───── MATERIAL SHOWN
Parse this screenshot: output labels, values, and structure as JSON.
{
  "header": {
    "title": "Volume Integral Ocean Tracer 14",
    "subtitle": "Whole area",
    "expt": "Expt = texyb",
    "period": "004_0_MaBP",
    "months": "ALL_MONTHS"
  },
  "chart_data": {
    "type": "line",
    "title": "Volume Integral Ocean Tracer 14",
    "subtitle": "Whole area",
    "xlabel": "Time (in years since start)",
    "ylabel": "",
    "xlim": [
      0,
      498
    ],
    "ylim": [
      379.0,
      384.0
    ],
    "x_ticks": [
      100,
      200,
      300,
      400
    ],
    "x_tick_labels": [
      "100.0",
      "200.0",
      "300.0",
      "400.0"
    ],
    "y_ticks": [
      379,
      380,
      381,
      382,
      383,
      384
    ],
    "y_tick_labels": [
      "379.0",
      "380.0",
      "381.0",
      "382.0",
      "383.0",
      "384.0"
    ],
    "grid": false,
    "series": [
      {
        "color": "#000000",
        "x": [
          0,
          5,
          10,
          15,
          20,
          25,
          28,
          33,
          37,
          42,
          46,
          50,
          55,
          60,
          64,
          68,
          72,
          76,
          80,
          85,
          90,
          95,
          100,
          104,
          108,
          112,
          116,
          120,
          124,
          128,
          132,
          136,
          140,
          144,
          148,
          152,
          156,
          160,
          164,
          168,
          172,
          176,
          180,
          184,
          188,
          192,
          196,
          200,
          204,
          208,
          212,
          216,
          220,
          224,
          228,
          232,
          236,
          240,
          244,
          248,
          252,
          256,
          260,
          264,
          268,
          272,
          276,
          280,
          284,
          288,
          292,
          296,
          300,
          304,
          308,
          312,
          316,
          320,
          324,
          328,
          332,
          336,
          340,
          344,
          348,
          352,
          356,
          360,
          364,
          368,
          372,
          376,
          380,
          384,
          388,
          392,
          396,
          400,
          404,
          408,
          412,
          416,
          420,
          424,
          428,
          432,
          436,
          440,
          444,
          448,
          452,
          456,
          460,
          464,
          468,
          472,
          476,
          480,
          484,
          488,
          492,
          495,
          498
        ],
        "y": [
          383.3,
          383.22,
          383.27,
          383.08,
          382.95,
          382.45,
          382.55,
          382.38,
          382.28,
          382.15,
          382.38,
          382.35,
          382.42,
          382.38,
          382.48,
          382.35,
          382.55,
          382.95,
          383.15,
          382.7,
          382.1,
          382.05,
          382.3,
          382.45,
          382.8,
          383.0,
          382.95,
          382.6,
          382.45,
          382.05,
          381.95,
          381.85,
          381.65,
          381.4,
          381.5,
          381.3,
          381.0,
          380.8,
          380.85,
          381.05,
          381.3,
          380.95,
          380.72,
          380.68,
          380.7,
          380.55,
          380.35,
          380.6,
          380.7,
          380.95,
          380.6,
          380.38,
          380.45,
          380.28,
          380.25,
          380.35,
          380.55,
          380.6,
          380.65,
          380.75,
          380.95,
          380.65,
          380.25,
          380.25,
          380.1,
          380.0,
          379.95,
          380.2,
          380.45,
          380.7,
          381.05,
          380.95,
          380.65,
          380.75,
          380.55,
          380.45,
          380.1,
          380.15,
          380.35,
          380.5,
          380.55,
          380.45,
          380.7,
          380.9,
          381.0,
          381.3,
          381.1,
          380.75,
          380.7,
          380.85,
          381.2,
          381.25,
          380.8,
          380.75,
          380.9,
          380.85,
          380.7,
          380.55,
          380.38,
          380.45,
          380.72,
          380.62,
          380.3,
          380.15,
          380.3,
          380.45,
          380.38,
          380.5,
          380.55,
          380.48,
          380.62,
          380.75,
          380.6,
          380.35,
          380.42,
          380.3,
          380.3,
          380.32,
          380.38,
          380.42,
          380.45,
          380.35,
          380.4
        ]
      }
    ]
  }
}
──────────
YOUR INSTRUCTIONS:
All of the entries above should be written out again exactly.

RESULT FOR THIS TASK:
Parse this screenshot: output labels, values, and structure as JSON.
{
  "header": {
    "title": "Volume Integral Ocean Tracer 14",
    "subtitle": "Whole area",
    "expt": "Expt = texyb",
    "period": "004_0_MaBP",
    "months": "ALL_MONTHS"
  },
  "chart_data": {
    "type": "line",
    "title": "Volume Integral Ocean Tracer 14",
    "subtitle": "Whole area",
    "xlabel": "Time (in years since start)",
    "ylabel": "",
    "xlim": [
      0,
      498
    ],
    "ylim": [
      379.0,
      384.0
    ],
    "x_ticks": [
      100,
      200,
      300,
      400
    ],
    "x_tick_labels": [
      "100.0",
      "200.0",
      "300.0",
      "400.0"
    ],
    "y_ticks": [
      379,
      380,
      381,
      382,
      383,
      384
    ],
    "y_tick_labels": [
      "379.0",
      "380.0",
      "381.0",
      "382.0",
      "383.0",
      "384.0"
    ],
    "grid": false,
    "series": [
      {
        "color": "#000000",
        "x": [
          0,
          5,
          10,
          15,
          20,
          25,
          28,
          33,
          37,
          42,
          46,
          50,
          55,
          60,
          64,
          68,
          72,
          76,
          80,
          85,
          90,
          95,
          100,
          104,
          108,
          112,
          116,
          120,
          124,
          128,
          132,
          136,
          140,
          144,
          148,
          152,
          156,
          160,
          164,
          168,
          172,
          176,
          180,
          184,
          188,
          192,
          196,
          200,
          204,
          208,
          212,
          216,
          220,
          224,
          228,
          232,
          236,
          240,
          244,
          248,
          252,
          256,
          260,
          264,
          268,
          272,
          276,
          280,
          284,
          288,
          292,
          296,
          300,
          304,
          308,
          312,
          316,
          320,
          324,
          328,
          332,
          336,
          340,
          344,
          348,
          352,
          356,
          360,
          364,
          368,
          372,
          376,
          380,
          384,
          388,
          392,
          396,
          400,
          404,
          408,
          412,
          416,
          420,
          424,
          428,
          432,
          436,
          440,
          444,
          448,
          452,
          456,
          460,
          464,
          468,
          472,
          476,
          480,
          484,
          488,
          492,
          495,
          498
        ],
        "y": [
          383.3,
          383.22,
          383.27,
          383.08,
          382.95,
          382.45,
          382.55,
          382.38,
          382.28,
          382.15,
          382.38,
          382.35,
          382.42,
          382.38,
          382.48,
          382.35,
          382.55,
          382.95,
          383.15,
          382.7,
          382.1,
          382.05,
          382.3,
          382.45,
          382.8,
          383.0,
          382.95,
          382.6,
          382.45,
          382.05,
          381.95,
          381.85,
          381.65,
          381.4,
          381.5,
          381.3,
          381.0,
          380.8,
          380.85,
          381.05,
          381.3,
          380.95,
          380.72,
          380.68,
          380.7,
          380.55,
          380.35,
          380.6,
          380.7,
          380.95,
          380.6,
          380.38,
          380.45,
          380.28,
          380.25,
          380.35,
          380.55,
          380.6,
          380.65,
          380.75,
          380.95,
          380.65,
          380.25,
          380.25,
          380.1,
          380.0,
          379.95,
          380.2,
          380.45,
          380.7,
          381.05,
          380.95,
          380.65,
          380.75,
          380.55,
          380.45,
          380.1,
          380.15,
          380.35,
          380.5,
          380.55,
          380.45,
          380.7,
          380.9,
          381.0,
          381.3,
          381.1,
          380.75,
          380.7,
          380.85,
          381.2,
          381.25,
          380.8,
          380.75,
          380.9,
          380.85,
          380.7,
          380.55,
          380.38,
          380.45,
          380.72,
          380.62,
          380.3,
          380.15,
          380.3,
          380.45,
          380.38,
          380.5,
          380.55,
          380.48,
          380.62,
          380.75,
          380.6,
          380.35,
          380.42,
          380.3,
          380.3,
          380.32,
          380.38,
          380.42,
          380.45,
          380.35,
          380.4
        ]
      }
    ]
  }
}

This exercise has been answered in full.